**EXCERPTED PASSAGE**
● ● ● ● ● ● ●

We Are What We Stand On, The Pise-de-Terre Connection

The Pise-de-Terre Connection

Author: Alistair Knox

Earth building was cheap in those days when it was self-built. The innumerable services and standards of today were simply not there. It was a matter of making the bricks, pouring footings, getting some second-hand scantling to make up window and door frames. Roof iron, window sashes and doors were purchased second-hand from building wreckers for minimal prices. Chimneys could also be built from mud bricks. The principal pise de terre builders were the Henschall brothers, experienced pise workers who had constructed large homesteads on Riverina sheep stations.

Gordon Ford and Peter Glass worked in Eltham. During 1946, and both of them survived on part-time jobs with John Harcourt, who was building in pise-de-terre on his own land at the corner of Diamond Street and the Diamond Creek, adjacent to the narrow wooden bridge that is still standing and in good repair. They were employed by Harcourt to form and ram the earth walls, assisted by a Henshall son and another boy. Peter would work two and one-half days a week and Gordon the other two and a half days, so they were never on that job together. Ramming pise by hand is a dreary activity and they can still recollect these strange workers climbing out of the form-work at the end of the day looking like grey troglodites.

John Harcourt was a person who felt he was born to rule. He believed in a classified society of workers and bosses. He derived his building ideas from Jorgensen, whom he admired but he did not have the same capacity to design-his dormer windows and other detailings missed out on the subtle variations which Jorgensen did instinctively. Harcourt's houses also lacked that brotherly spontaneity which was a hallmark of the other earth buildings of the period.

It caused odd men to work for him at times. None was odder than the labourer who used to ride to work on a horse. One day he turned up with a nine gallon keg of beer and proceeded to get drunk. He then poured out buckets of beer for his trusty four-legged friend who also became drunk. It is not known how they staggered home or who supported whom, because neither were ever seen on a Harcourt job again.

Pise-de-terre building fell from favour about this time because of a lack of suitable soil for ramming and also because it was essentially a material for 'look-and-put' cottage design buildings. It did not have the flexibility of mud bricks, which is essentially a modern building method. The Harcourt House which Peter and Gordon worked on became known as the 'Pittendrigh House' because they bought it. It is now twice its original size because of the addition of a mud brick extension that my partner John Pizzey designed some SIX years ago.

The soil Harcourt used for ramming was satisfactory at first because it was silt taken from the nearby creek flood plain. Pise-de-terre requires a sandy loam to give a proper result. He laid the soil in three-inch layers between form work and wet it to about a nine percent water/soil relationship before ramming it with hand rammers. The formwork was of heavy timber sections about two feet high. When the wall reached the top of the formwork it had to be raised manually and replumbed so that the process could be repeated. Doors and windows would be set in place as planned, but the basic character of the building was to keep it as monolithic as possible and to fit the roof over it like a snugly fitting cap. When he ran out of river silt, he started using material that had much more clay in it. This was to cause trouble, because it developed cracks, fretted between the layers of ramming and became rather unstable.

● ● ● ● ● ● ●

**EXERCISE TASKS**
• a. According to the account of pise-de-terre building, what kind of soil is needed for a proper result?
• b. Carry on the account of pise-de-terre building from its final sentence.

**DATASET EXTRACT**
● ● ● ● ● ● ●

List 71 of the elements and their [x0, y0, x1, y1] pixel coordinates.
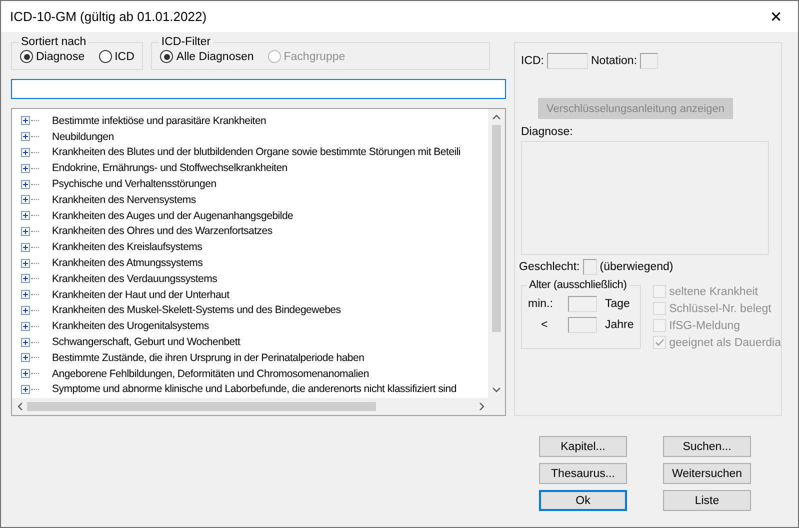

● ● ● ● ● ● ●

**THE REPLIES**
• a. A sandy loam.

• b.
John Harcourt's pise-de-terre experiences were for this reason quite eventful. He disputed using concrete footings on an extension to the Macmahon Ball house because he thought that the vibrating of his pneumatic rammer would exert such pressure on them that they would fail. This structure was some 1,000 square feet of floor space and the walls were rammed in unsupported sections. Katrine Macmahon Ball relates how, while it was being built, she was one day sitting with Lily, Justus Jorgensen's wife, when they thought there was an earthquake. Going to the back door they found that the whole wall had fallen down. She phoned John Harcourt to ask him to do something about it. He refused to believe her and wouldn't come over until the next day. Even when presented with the mute evidence, he appeared to remain very doubtful.

A later building he erected in Research continued to crumble year by year until it was finally bulldozed into the ground and replaced by a more traditional structure. By a fortunate coincidence, the owner of this building was a person of means who finally decided not to sue Harcourt. In so doing, she did a great deal for the future of earth building in Eltham. The earth wall phenomenon was in the middle-game stage at that period. If this failure had been generally known at that time, it would have been like losing your Queen in Chess. The movement would never have recovered.

Harcourt house Above top: The Harcourt house from the north showing Tower Room/Study. Above bottom: The Harcourt house looking towards the Diamond Creek

Harcourt continued to build in pise up to about 1950 and mostly around the hill of the west side of the creek on an acreage of land he had purchased and subdivided some years earlier. Two notable buildings were those he did for the well-known Eltham Councillor, John McConnell, and for Stephen Dattner who has been a basic member of the original Eltham community since the middle 40's. In the latter stages of his pise building, he employed a system of automatic ramming of panel walls which were only connected by lintels that spanned openings in which full-length windows were placed. If they were half-height, the remaining areas were filled in with wooden planking. This was a much more satisfactory approach because the automatic nising of the form work was an economy which soon offset the original cost of the equipment. It also produced better compacting and the walls caused no structural troubles.

The limitation of the system was again the design possibilities. These houses were pleasant enough if you didn't look too hard, but from an architectural point of view, they were of a somewhat pedestrian character. Since Jorgensen's early buildings, there have, to my knowledge, been no worthwhile pise structures in Eltham, except for Harcourt's, and his were neither particularly cheap nor interesting. There is a group of three situated on the corner of Silver Street and Swan Street, which have been developed and altered in various ways over the years. They have had several changes of ownership and are all in a good state of repair. Whatever limitations may be felt about their appearance, they were generally warm and friendly inside and attracted interesting owners to them.

The Dattner house was one of the great hospitable houses of the district.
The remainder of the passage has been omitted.